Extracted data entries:
-.-.-

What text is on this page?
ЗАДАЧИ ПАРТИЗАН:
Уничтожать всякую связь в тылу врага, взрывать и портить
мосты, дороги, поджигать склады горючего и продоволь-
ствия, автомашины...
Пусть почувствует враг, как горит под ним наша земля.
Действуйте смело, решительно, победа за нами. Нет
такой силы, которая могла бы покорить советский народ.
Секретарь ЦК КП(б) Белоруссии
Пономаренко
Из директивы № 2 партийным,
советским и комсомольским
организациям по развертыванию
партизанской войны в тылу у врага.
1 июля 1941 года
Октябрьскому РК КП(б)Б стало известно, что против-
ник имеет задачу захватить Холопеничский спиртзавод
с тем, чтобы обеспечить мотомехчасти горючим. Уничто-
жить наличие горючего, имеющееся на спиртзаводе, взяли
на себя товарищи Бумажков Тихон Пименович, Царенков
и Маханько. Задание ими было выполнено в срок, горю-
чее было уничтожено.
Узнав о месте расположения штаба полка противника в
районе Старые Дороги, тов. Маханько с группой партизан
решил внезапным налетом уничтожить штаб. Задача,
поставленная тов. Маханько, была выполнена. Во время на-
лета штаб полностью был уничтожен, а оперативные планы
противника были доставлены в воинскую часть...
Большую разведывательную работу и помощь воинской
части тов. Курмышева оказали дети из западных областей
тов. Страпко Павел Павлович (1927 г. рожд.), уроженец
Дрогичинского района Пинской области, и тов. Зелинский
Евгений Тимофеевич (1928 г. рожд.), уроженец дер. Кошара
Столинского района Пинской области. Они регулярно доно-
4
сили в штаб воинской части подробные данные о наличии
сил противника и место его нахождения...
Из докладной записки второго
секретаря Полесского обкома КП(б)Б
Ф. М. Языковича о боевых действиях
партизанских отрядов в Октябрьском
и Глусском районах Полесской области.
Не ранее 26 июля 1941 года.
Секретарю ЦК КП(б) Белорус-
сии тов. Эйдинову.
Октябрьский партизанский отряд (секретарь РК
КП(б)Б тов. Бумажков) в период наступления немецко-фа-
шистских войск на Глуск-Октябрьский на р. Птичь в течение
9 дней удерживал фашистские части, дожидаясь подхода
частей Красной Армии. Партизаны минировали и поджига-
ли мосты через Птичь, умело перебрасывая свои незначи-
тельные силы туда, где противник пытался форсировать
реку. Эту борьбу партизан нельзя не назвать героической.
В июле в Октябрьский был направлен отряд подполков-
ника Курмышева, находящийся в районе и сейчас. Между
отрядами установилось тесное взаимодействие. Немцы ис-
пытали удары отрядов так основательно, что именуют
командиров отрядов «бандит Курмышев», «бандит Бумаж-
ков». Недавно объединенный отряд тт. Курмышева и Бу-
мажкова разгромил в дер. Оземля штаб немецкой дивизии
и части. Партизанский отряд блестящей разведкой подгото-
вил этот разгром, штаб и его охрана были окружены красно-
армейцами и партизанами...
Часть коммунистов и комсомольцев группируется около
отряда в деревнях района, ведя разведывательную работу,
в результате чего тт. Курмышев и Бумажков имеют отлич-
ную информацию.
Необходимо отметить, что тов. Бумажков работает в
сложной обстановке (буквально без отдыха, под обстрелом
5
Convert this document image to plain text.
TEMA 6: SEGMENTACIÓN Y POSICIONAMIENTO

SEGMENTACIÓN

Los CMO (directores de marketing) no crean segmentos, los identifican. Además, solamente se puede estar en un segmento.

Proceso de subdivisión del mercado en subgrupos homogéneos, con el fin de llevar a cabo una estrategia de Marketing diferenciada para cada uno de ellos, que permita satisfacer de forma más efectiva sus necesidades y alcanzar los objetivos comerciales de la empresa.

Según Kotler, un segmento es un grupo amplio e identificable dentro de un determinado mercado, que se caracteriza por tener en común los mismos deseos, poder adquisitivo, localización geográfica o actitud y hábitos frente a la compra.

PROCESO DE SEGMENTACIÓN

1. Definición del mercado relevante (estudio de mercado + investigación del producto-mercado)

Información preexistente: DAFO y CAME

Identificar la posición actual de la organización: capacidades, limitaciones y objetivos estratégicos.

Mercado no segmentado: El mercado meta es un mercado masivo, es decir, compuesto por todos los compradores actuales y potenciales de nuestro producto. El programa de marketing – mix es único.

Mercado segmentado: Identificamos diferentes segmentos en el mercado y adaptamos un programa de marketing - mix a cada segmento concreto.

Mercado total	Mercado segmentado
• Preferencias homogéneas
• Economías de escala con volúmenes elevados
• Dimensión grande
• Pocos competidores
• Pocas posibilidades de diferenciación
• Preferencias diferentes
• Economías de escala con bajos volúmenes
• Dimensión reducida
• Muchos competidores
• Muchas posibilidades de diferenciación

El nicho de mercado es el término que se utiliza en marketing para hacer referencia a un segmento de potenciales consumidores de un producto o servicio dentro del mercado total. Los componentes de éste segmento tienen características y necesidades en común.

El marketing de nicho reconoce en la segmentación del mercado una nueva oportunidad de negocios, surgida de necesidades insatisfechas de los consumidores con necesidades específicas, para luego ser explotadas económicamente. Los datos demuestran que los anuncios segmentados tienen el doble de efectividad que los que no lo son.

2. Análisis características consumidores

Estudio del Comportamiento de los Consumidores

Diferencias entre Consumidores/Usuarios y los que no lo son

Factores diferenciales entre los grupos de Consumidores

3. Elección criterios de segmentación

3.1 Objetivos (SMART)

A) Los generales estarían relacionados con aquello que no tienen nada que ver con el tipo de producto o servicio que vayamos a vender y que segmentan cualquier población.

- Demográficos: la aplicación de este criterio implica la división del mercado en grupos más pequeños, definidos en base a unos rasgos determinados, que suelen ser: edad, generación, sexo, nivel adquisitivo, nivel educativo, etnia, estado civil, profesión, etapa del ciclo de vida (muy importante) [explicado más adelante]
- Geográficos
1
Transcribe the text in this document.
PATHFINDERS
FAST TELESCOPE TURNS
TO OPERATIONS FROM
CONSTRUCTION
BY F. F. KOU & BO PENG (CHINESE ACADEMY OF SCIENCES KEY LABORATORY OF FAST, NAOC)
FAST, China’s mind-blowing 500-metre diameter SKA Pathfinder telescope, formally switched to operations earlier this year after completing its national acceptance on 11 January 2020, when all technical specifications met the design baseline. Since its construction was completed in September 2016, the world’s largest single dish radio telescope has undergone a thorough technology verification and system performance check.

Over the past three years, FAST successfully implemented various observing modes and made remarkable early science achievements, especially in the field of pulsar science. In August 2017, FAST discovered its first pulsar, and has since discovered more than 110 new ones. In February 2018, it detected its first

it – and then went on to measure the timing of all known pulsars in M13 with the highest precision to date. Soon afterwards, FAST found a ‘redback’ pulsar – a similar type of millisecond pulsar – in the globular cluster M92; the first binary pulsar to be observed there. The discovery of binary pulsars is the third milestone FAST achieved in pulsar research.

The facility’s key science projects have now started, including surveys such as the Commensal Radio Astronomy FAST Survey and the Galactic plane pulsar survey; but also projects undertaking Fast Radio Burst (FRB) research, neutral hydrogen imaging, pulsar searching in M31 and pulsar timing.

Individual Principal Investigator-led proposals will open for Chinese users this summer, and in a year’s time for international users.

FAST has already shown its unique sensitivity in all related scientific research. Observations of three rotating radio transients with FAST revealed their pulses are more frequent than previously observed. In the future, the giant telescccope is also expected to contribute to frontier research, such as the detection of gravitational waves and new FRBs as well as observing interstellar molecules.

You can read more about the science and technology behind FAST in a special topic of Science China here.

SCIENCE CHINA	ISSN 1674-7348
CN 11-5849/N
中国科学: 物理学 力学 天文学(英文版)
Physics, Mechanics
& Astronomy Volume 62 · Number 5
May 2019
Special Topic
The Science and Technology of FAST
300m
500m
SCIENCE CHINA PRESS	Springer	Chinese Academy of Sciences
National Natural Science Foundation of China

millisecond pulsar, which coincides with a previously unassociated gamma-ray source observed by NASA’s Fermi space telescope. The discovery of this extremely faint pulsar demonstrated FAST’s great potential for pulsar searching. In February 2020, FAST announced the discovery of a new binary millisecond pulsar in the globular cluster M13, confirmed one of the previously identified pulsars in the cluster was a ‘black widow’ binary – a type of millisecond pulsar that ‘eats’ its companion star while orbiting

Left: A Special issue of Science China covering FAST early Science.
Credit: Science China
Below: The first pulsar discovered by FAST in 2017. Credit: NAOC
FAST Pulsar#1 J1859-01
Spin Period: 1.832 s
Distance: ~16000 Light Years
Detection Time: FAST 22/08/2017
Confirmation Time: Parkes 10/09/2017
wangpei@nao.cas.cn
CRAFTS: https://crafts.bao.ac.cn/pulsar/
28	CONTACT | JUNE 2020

-.-.-

:: Task details ::
Find the string "text" in the records, then copy each line where it occurs.

:: Task output ::
What text is on this page?
Convert this document image to plain text.
Transcribe the text in this document.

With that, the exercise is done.